• _Stored records_
%%

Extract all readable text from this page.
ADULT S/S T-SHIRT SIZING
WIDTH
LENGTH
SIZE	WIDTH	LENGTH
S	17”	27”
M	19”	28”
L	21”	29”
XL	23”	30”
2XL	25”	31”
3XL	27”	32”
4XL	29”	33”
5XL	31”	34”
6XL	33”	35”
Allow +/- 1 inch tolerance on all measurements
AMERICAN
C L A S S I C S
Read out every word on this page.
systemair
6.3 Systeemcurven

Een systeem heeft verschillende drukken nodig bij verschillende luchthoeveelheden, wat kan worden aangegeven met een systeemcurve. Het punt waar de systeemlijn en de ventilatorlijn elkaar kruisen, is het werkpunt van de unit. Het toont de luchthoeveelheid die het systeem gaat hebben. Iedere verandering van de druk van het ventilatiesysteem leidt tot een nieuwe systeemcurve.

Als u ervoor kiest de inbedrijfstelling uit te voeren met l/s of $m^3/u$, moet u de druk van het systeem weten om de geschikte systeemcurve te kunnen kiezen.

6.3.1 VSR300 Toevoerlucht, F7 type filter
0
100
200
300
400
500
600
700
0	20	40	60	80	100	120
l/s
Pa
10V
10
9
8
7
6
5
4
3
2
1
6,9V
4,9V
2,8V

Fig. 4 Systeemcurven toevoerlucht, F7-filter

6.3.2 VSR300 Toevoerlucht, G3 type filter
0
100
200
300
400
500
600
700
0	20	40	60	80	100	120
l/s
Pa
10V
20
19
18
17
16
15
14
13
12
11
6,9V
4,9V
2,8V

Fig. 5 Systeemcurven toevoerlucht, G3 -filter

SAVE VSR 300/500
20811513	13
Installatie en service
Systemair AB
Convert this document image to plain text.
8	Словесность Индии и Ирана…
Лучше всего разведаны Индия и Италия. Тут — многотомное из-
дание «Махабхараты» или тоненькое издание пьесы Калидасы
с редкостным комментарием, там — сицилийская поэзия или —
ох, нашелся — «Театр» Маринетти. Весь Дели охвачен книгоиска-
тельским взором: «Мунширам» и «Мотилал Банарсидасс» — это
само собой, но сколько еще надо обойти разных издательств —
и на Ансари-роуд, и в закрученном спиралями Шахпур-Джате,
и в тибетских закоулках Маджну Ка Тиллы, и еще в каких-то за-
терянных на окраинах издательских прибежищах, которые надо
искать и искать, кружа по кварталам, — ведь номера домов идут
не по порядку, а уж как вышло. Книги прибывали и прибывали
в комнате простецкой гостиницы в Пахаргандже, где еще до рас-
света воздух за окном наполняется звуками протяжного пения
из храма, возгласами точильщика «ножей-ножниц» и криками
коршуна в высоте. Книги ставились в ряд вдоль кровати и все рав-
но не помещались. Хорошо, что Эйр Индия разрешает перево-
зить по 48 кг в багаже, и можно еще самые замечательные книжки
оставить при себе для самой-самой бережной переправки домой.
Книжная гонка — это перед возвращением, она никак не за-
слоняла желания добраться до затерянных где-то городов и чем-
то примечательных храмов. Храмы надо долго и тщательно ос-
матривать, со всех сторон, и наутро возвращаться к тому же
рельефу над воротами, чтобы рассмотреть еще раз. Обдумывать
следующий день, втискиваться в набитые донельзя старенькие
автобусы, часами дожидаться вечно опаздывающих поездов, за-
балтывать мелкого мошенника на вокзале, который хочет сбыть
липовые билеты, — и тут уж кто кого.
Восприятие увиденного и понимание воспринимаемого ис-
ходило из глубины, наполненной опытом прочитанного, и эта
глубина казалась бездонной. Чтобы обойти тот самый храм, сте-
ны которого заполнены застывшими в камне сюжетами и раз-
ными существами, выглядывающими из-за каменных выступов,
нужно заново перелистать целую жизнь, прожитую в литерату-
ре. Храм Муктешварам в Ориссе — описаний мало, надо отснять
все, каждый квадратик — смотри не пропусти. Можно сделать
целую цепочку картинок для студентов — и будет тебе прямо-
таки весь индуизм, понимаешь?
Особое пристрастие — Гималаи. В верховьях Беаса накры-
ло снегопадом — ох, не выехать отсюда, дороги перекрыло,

%%

• _Exercise brief_
State how many lines of the records above contain the word "filter", giving only that number.

• _Task solution_
4